• Consigne 1: Traduisez en anglais la phrase suivante du texte sur la fraude aux aides publiques : « Les mesures spécifiques au secteur de la rénovation énergétique ne sont pas abordées dans notre dossier. »
• Consigne 2: D'après le texte sur la fraude aux aides publiques, quel taux les sanctions peuvent-elles atteindre en cas de manœuvres frauduleuses avérées ?

• Texte extrait:
########################################

Lutte contre la fraude aux aides publiques : ce qui change pour les entreprises
La loi 2025-594 du 30-6-2025 contre toutes les fraudes aux aides publique a été publiée au Journal officiel le 1-7-2025. Ce texte autorise la suspension temporaire des aides publiques en cas de suspicion de fraude et durcit les sanctions pouvant atteindre 100 % en cas de manoeuvres frauduleuses avérées. Afin d’améliorer le contrôle des aides, elle renforce les échanges d'informations entre administrations et organismes chargés de la gestion et de l’attribution des aides publiques, ainsi que les pouvoirs de contrôle et de sanction de l’administration en cas de fraudes en matière de formation professionnelle, notamment au compte personnel de formation (CPF). La loi encadre davantage les pratiques de démarchage, notamment téléphonique et prévoit, enfin, des mesures spécifiques pour les secteurs à risque, dont la rénovation énergétique. Les mesures spécifiques au secteur de la rénovation énergétique ne sont pas abordées dans notre dossier.

########################################

• Données:
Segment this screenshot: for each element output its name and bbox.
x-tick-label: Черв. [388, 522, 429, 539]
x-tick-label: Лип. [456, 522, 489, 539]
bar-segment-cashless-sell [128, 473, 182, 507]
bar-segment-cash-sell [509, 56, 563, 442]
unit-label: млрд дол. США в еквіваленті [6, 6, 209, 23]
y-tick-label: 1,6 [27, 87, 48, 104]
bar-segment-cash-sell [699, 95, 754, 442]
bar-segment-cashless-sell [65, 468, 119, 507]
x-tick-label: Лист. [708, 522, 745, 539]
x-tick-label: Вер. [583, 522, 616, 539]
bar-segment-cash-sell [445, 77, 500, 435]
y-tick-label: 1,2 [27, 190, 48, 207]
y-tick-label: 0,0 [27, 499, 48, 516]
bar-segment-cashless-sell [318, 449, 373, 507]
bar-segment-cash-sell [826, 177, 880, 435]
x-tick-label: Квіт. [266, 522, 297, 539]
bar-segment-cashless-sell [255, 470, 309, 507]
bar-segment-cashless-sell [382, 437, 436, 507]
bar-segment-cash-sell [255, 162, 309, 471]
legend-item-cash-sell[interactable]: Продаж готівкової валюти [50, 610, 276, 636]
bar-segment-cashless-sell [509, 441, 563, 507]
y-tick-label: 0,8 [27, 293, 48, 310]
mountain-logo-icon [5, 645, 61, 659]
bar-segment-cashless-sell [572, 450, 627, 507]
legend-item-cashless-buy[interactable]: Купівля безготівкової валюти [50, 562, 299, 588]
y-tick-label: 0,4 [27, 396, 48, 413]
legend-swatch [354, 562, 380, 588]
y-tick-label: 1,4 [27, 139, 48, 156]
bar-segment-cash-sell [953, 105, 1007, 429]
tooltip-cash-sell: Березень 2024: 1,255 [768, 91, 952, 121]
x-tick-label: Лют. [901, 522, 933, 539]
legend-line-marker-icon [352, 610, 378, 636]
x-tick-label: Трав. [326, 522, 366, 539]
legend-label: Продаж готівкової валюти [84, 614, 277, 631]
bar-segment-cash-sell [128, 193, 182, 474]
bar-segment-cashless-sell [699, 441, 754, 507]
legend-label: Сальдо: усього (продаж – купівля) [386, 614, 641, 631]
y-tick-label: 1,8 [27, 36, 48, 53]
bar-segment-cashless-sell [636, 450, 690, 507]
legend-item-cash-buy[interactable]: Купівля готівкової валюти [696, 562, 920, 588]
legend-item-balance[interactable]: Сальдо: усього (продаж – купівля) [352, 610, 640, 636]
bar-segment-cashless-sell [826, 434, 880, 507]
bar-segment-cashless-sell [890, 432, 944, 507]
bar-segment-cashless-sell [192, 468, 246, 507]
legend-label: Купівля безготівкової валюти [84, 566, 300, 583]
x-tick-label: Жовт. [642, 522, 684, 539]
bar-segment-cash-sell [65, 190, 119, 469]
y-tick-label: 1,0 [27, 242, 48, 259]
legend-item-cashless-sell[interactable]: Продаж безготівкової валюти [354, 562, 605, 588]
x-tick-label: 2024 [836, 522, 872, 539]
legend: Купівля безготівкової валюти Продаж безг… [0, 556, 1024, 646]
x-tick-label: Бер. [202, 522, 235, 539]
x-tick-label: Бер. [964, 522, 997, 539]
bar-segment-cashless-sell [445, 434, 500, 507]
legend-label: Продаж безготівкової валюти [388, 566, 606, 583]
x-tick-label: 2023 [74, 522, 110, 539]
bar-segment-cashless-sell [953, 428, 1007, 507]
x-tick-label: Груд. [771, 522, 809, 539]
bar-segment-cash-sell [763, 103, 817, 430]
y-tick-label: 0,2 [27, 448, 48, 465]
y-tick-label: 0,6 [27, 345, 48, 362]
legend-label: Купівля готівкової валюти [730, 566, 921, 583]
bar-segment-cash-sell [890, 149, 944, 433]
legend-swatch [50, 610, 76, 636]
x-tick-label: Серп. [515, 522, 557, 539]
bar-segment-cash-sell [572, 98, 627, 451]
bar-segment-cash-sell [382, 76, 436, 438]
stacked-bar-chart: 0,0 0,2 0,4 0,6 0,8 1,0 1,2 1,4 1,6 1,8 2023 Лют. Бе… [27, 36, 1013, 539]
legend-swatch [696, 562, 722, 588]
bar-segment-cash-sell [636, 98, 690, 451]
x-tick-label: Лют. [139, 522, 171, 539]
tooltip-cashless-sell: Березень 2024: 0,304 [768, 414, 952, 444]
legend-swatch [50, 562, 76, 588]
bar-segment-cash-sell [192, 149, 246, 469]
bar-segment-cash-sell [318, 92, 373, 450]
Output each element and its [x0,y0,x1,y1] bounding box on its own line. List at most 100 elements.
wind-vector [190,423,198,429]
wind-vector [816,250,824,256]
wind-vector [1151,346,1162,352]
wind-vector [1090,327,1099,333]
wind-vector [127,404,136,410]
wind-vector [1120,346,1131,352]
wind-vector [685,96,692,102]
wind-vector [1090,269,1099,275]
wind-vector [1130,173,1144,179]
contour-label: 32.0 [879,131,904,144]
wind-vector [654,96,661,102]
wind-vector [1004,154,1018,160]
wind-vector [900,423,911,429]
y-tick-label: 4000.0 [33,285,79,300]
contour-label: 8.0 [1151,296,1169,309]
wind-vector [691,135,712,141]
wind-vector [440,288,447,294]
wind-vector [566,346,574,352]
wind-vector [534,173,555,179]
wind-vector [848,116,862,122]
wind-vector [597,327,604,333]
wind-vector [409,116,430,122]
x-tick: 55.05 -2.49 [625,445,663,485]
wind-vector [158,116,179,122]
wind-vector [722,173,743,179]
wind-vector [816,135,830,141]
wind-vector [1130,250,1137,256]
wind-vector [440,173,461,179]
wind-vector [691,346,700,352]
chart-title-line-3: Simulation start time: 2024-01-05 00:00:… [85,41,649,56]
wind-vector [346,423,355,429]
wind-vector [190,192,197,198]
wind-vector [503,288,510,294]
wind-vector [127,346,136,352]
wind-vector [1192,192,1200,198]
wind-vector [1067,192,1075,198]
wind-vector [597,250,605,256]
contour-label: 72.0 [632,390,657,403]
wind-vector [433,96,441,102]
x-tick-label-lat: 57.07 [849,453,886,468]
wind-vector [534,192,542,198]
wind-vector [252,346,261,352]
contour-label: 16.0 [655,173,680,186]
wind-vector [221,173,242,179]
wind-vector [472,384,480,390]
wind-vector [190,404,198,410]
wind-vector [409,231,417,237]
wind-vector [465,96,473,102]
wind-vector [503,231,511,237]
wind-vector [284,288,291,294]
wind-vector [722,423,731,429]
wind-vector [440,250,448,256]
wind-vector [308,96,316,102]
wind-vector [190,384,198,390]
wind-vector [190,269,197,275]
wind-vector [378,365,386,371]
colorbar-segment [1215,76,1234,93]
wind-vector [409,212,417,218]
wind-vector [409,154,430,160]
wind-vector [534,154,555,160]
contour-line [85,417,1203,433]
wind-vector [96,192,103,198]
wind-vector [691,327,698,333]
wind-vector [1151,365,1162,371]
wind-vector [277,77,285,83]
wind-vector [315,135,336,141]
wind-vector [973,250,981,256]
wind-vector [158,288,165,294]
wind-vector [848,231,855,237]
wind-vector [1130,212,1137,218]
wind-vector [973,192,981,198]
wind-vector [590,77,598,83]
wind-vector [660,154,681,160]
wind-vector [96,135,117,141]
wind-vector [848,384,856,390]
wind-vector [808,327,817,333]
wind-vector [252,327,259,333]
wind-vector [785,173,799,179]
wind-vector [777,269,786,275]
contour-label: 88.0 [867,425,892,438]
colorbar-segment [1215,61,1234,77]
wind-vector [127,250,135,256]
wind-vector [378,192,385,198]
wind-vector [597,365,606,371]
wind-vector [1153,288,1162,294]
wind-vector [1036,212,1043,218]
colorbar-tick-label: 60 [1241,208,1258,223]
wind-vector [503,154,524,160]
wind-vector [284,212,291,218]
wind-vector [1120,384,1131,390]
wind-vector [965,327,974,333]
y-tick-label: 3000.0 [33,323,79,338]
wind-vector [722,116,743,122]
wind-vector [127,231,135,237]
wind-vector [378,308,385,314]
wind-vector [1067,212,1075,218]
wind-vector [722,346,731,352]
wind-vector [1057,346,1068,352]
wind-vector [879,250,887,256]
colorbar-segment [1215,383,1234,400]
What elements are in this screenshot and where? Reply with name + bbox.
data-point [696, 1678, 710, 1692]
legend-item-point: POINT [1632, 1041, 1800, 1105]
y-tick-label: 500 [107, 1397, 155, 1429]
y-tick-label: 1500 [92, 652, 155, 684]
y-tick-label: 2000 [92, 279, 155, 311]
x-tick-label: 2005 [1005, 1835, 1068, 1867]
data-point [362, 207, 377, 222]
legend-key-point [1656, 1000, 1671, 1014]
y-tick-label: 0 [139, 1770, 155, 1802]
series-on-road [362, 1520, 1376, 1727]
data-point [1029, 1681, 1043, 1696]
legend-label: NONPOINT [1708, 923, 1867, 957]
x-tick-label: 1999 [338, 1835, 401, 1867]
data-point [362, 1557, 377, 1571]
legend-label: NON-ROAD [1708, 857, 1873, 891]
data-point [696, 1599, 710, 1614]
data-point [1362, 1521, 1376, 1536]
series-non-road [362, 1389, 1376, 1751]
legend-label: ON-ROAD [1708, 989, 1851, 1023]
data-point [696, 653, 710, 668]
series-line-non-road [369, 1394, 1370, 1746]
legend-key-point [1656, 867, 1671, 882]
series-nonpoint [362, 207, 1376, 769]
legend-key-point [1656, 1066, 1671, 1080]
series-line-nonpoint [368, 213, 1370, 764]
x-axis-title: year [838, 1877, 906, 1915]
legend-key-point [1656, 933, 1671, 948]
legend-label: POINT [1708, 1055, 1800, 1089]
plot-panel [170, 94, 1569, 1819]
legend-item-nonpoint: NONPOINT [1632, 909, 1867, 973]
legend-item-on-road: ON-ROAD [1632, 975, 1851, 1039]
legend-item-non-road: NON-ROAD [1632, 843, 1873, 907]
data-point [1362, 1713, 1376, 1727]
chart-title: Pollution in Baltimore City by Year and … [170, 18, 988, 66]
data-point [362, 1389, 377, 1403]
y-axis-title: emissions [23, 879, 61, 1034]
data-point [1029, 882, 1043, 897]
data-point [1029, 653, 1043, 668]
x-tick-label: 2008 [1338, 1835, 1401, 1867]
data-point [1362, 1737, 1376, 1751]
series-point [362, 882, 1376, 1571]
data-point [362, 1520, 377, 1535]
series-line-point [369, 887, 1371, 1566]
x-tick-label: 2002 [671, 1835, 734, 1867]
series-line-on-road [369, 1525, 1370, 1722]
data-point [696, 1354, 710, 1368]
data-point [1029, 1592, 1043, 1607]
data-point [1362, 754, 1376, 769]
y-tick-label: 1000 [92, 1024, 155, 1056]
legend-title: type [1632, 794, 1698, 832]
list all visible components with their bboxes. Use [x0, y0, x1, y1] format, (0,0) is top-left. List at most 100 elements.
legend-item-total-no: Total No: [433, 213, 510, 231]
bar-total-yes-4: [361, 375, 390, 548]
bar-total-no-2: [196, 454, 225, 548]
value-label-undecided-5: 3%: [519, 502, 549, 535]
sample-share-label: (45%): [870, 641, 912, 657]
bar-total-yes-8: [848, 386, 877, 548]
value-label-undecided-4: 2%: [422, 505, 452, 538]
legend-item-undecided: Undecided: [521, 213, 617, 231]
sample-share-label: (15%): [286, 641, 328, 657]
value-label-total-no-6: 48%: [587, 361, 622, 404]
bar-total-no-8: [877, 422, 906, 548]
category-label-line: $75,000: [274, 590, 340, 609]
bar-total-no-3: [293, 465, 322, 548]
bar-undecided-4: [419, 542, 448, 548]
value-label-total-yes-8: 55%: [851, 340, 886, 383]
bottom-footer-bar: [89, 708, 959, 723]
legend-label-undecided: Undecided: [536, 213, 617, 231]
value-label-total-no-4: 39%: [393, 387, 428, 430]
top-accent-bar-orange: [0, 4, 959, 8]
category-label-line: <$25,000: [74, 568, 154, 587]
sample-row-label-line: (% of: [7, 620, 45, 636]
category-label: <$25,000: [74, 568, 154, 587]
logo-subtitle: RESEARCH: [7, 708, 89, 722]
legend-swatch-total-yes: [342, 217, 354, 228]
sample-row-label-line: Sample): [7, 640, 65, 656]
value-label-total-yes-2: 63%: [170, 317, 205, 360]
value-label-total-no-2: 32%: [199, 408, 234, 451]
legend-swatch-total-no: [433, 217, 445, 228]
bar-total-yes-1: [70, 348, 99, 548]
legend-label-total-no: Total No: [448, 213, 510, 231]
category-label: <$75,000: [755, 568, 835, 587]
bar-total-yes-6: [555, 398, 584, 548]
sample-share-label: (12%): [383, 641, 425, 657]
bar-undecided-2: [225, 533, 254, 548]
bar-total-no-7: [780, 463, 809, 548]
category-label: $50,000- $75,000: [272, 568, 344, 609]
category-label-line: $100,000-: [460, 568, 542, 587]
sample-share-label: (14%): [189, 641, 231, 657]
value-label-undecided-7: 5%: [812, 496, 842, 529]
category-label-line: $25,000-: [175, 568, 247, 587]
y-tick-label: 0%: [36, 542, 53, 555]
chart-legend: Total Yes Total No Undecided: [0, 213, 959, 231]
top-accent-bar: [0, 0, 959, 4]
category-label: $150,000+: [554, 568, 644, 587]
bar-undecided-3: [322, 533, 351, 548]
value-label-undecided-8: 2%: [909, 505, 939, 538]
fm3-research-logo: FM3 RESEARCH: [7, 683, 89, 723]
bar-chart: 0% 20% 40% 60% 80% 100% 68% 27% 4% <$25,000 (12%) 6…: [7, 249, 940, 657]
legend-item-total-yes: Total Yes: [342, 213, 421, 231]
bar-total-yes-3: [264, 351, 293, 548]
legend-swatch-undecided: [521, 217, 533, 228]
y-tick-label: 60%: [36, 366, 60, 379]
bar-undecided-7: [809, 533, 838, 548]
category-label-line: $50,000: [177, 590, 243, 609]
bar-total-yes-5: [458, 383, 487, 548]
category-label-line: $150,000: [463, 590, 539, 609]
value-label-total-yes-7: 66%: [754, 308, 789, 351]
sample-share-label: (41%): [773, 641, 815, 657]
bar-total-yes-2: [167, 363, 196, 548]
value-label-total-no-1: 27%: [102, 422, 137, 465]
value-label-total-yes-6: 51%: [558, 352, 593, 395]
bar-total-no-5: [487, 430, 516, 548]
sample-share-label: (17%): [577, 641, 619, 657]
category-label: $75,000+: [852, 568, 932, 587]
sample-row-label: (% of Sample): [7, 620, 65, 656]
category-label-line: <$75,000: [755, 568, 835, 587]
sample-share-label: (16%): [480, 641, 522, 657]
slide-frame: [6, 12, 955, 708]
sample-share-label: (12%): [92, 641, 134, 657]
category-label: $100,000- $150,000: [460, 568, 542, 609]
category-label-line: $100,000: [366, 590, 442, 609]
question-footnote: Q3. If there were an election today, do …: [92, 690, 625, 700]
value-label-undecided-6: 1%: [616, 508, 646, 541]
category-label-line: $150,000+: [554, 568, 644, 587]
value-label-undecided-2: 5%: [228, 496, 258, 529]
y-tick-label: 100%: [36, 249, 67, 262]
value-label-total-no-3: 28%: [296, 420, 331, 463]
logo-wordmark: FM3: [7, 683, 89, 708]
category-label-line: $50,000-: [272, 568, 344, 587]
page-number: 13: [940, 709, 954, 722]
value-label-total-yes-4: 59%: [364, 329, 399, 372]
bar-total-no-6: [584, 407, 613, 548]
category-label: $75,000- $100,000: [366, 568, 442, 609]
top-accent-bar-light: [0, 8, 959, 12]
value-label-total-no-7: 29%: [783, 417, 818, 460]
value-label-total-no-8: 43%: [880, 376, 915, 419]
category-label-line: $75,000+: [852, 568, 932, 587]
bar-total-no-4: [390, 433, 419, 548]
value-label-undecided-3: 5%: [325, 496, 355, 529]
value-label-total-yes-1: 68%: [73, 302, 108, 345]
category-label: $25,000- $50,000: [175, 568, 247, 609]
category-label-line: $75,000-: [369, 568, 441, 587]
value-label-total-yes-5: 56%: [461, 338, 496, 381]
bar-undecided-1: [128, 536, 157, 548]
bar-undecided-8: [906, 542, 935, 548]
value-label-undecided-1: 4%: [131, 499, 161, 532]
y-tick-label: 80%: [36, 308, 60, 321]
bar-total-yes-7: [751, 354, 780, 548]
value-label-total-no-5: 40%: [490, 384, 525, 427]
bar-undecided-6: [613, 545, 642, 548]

########################################

• Réponse 1: The measures specific to the energy renovation sector are not covered in our report.

• Réponse 2: 100 %.